— The task —
Take the material below and write it all out again exactly.

====== Data listing ======

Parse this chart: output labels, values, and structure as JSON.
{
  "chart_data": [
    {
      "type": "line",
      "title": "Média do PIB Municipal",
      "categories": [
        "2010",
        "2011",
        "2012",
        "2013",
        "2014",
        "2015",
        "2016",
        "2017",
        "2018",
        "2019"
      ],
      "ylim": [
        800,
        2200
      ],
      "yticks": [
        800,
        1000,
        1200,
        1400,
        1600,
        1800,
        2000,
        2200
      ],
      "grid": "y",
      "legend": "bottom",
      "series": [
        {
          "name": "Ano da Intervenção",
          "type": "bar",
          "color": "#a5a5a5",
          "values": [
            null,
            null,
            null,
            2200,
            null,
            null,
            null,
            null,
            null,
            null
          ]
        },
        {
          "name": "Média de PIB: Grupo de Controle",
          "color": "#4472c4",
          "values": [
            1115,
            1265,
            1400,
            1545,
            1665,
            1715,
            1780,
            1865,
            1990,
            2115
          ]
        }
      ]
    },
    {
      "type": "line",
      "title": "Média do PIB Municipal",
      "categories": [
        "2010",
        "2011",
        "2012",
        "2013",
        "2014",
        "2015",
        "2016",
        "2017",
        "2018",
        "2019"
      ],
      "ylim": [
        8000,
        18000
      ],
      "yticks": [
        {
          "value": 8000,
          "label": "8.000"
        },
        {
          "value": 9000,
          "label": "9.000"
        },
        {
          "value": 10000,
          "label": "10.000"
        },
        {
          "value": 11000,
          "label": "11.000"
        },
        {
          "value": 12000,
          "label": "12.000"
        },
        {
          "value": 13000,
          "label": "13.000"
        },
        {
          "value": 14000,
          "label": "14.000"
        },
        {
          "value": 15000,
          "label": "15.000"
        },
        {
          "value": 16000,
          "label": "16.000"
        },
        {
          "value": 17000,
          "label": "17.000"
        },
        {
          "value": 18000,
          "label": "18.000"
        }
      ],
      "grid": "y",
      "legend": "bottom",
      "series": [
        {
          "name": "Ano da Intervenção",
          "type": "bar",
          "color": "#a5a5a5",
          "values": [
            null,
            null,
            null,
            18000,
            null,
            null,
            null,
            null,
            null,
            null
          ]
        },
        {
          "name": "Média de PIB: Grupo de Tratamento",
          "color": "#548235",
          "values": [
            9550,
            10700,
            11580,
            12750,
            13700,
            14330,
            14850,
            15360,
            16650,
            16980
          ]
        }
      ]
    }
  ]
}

======

— Solution for this exercise —
Parse this chart: output labels, values, and structure as JSON.
{
  "chart_data": [
    {
      "type": "line",
      "title": "Média do PIB Municipal",
      "categories": [
        "2010",
        "2011",
        "2012",
        "2013",
        "2014",
        "2015",
        "2016",
        "2017",
        "2018",
        "2019"
      ],
      "ylim": [
        800,
        2200
      ],
      "yticks": [
        800,
        1000,
        1200,
        1400,
        1600,
        1800,
        2000,
        2200
      ],
      "grid": "y",
      "legend": "bottom",
      "series": [
        {
          "name": "Ano da Intervenção",
          "type": "bar",
          "color": "#a5a5a5",
          "values": [
            null,
            null,
            null,
            2200,
            null,
            null,
            null,
            null,
            null,
            null
          ]
        },
        {
          "name": "Média de PIB: Grupo de Controle",
          "color": "#4472c4",
          "values": [
            1115,
            1265,
            1400,
            1545,
            1665,
            1715,
            1780,
            1865,
            1990,
            2115
          ]
        }
      ]
    },
    {
      "type": "line",
      "title": "Média do PIB Municipal",
      "categories": [
        "2010",
        "2011",
        "2012",
        "2013",
        "2014",
        "2015",
        "2016",
        "2017",
        "2018",
        "2019"
      ],
      "ylim": [
        8000,
        18000
      ],
      "yticks": [
        {
          "value": 8000,
          "label": "8.000"
        },
        {
          "value": 9000,
          "label": "9.000"
        },
        {
          "value": 10000,
          "label": "10.000"
        },
        {
          "value": 11000,
          "label": "11.000"
        },
        {
          "value": 12000,
          "label": "12.000"
        },
        {
          "value": 13000,
          "label": "13.000"
        },
        {
          "value": 14000,
          "label": "14.000"
        },
        {
          "value": 15000,
          "label": "15.000"
        },
        {
          "value": 16000,
          "label": "16.000"
        },
        {
          "value": 17000,
          "label": "17.000"
        },
        {
          "value": 18000,
          "label": "18.000"
        }
      ],
      "grid": "y",
      "legend": "bottom",
      "series": [
        {
          "name": "Ano da Intervenção",
          "type": "bar",
          "color": "#a5a5a5",
          "values": [
            null,
            null,
            null,
            18000,
            null,
            null,
            null,
            null,
            null,
            null
          ]
        },
        {
          "name": "Média de PIB: Grupo de Tratamento",
          "color": "#548235",
          "values": [
            9550,
            10700,
            11580,
            12750,
            13700,
            14330,
            14850,
            15360,
            16650,
            16980
          ]
        }
      ]
    }
  ]
}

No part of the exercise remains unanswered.